Task statement — Go through the entries below and collect each line with the string "Colicky" in it.

Dataset entries —
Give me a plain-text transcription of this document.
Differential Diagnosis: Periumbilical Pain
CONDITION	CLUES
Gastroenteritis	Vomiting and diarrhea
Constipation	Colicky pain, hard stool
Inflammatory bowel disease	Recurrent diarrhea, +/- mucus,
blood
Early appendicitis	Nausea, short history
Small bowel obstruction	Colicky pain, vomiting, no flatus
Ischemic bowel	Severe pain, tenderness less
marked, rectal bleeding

Task answer —
Constipation	Colicky pain, hard stool
Small bowel obstruction	Colicky pain, vomiting, no flatus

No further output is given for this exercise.